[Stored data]

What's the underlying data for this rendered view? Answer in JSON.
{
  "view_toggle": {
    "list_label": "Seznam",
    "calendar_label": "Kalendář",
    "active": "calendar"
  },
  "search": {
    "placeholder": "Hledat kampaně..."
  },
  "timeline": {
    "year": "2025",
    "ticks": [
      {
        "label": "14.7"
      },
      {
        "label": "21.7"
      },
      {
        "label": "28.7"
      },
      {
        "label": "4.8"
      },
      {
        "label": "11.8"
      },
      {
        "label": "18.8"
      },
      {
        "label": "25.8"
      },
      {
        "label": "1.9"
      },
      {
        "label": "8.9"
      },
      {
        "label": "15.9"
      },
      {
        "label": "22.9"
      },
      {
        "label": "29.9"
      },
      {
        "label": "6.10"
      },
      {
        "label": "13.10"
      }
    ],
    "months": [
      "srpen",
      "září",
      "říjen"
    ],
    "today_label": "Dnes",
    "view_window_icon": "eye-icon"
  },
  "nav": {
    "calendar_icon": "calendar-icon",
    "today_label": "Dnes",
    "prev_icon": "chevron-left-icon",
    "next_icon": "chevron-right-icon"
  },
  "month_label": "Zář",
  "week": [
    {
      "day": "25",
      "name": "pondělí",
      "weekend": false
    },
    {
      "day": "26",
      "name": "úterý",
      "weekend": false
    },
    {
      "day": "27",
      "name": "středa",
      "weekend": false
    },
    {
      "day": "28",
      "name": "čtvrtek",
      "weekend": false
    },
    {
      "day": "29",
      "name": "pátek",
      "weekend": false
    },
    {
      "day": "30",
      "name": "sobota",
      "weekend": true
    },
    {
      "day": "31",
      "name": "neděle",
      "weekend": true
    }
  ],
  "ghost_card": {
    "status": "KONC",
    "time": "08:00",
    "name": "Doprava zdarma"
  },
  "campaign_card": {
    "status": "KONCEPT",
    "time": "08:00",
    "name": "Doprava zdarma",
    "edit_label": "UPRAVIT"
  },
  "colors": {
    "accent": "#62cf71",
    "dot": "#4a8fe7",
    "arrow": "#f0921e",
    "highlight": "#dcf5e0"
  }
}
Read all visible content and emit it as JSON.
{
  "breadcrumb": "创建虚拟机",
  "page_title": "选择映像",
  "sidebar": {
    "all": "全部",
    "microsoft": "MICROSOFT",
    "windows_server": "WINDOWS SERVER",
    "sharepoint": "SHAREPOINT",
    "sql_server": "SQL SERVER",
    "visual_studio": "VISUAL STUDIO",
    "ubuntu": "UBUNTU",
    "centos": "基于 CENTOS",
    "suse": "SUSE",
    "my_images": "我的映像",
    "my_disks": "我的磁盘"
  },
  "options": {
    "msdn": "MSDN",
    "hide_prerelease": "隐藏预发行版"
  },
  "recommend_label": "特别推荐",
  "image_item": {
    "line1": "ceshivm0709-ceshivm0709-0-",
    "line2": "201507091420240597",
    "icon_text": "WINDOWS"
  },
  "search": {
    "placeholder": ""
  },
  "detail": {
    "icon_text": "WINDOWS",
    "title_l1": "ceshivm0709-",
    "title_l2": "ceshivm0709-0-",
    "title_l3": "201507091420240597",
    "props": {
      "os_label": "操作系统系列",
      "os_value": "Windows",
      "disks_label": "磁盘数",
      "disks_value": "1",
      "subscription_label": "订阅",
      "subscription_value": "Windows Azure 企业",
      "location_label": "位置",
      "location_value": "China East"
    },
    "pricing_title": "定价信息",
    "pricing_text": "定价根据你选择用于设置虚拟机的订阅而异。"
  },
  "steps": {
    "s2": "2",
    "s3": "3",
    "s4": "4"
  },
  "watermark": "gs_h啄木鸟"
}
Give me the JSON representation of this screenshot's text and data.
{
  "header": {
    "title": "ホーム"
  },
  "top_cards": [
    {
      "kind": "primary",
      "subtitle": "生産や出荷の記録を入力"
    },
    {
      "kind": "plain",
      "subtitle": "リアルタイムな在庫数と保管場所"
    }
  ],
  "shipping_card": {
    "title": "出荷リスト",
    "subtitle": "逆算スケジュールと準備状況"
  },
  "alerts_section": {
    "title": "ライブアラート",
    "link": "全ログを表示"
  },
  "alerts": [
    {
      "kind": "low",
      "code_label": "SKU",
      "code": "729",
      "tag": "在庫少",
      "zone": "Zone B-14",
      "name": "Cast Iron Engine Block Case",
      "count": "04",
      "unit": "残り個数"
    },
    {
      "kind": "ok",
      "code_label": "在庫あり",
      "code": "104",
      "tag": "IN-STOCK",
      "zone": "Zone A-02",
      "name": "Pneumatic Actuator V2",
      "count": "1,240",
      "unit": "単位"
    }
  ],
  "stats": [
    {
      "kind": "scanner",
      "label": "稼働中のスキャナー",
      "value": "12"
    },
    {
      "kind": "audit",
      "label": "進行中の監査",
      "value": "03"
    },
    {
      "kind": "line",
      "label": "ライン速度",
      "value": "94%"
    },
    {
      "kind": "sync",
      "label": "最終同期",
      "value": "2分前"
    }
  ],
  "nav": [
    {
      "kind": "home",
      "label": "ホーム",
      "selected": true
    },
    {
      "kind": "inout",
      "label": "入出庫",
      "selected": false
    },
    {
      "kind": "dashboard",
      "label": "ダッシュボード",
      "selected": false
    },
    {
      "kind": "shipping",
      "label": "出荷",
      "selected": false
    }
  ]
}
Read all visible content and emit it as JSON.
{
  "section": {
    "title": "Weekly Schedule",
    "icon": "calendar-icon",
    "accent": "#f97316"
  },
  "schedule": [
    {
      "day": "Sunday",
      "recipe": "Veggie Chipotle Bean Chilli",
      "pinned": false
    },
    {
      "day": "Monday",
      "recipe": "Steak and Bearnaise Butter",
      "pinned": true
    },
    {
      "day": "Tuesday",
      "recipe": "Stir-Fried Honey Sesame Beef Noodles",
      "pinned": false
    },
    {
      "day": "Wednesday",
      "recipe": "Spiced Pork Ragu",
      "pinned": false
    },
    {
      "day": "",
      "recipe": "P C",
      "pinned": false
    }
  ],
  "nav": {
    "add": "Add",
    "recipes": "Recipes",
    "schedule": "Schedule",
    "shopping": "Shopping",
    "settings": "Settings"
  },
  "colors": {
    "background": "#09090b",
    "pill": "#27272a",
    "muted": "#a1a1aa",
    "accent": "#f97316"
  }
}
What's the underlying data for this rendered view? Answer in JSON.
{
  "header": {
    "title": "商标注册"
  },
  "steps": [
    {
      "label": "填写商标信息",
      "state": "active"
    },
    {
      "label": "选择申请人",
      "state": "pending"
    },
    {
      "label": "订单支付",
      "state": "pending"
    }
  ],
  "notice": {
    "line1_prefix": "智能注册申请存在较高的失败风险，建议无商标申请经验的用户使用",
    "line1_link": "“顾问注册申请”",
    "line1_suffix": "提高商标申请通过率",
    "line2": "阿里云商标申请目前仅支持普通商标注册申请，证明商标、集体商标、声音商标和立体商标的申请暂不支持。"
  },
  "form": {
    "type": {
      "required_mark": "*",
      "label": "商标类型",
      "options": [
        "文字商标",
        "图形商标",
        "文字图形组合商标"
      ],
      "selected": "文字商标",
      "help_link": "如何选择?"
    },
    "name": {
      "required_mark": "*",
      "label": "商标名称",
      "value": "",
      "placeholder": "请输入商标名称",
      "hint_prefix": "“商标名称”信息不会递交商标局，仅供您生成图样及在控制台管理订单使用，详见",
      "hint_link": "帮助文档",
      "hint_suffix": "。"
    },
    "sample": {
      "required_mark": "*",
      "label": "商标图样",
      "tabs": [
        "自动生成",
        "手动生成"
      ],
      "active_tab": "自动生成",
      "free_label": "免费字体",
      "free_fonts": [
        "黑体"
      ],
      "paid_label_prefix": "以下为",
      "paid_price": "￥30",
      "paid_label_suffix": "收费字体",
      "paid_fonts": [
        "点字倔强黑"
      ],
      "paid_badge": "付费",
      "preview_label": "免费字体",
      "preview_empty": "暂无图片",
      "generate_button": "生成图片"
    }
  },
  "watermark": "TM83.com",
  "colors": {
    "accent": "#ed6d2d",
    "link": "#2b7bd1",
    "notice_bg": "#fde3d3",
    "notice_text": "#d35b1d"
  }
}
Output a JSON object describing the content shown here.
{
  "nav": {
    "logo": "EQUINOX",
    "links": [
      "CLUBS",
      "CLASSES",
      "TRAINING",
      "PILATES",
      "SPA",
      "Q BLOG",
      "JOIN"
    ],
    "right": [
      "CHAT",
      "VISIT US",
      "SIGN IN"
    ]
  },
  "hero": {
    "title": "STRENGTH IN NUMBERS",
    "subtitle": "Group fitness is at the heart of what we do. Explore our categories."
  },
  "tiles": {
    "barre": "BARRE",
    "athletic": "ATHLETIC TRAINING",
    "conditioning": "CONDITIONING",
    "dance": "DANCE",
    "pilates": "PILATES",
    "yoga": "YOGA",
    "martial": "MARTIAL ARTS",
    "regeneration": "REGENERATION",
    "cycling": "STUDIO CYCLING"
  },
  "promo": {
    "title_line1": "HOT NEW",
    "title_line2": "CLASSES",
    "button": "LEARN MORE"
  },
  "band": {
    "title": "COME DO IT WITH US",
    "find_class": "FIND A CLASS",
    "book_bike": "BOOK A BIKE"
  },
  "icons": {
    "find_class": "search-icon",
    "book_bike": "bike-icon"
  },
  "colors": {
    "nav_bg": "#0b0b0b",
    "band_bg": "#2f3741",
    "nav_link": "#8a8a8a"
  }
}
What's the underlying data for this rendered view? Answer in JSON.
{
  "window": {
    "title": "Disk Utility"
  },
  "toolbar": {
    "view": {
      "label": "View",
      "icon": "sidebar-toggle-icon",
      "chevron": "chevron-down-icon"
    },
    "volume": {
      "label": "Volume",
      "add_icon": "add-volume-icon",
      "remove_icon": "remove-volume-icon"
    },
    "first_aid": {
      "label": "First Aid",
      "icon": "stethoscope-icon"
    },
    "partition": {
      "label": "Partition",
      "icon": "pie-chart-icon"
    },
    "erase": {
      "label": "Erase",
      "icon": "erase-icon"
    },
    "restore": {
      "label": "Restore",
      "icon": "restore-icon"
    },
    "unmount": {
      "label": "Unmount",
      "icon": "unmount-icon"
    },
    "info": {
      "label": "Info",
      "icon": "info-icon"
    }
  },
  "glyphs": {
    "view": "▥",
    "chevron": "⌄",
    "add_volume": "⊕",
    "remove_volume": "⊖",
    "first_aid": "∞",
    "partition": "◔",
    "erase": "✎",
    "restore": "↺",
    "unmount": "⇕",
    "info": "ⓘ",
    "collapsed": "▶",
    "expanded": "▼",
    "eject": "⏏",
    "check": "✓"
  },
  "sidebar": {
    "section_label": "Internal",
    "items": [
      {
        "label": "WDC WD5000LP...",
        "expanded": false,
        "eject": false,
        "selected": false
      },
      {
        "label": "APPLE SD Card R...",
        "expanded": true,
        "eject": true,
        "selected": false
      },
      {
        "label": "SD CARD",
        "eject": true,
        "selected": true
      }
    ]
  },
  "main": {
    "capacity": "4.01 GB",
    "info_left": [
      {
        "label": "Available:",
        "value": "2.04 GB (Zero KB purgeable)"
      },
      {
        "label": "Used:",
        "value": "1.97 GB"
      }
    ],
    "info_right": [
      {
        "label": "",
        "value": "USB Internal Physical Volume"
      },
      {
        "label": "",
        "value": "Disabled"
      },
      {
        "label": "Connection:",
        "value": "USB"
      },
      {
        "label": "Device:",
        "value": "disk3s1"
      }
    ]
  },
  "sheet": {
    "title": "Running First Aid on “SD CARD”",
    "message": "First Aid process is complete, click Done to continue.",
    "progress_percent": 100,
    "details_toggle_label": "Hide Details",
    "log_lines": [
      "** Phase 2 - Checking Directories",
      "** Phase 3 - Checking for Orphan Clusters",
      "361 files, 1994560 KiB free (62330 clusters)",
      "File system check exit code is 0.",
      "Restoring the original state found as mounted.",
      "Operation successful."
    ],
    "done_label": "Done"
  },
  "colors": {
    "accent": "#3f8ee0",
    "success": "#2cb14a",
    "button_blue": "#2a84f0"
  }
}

■ Given request ■
What number of lines in the records contain the word "Internal"? Answer with that number alone.

■ Correct response ■
2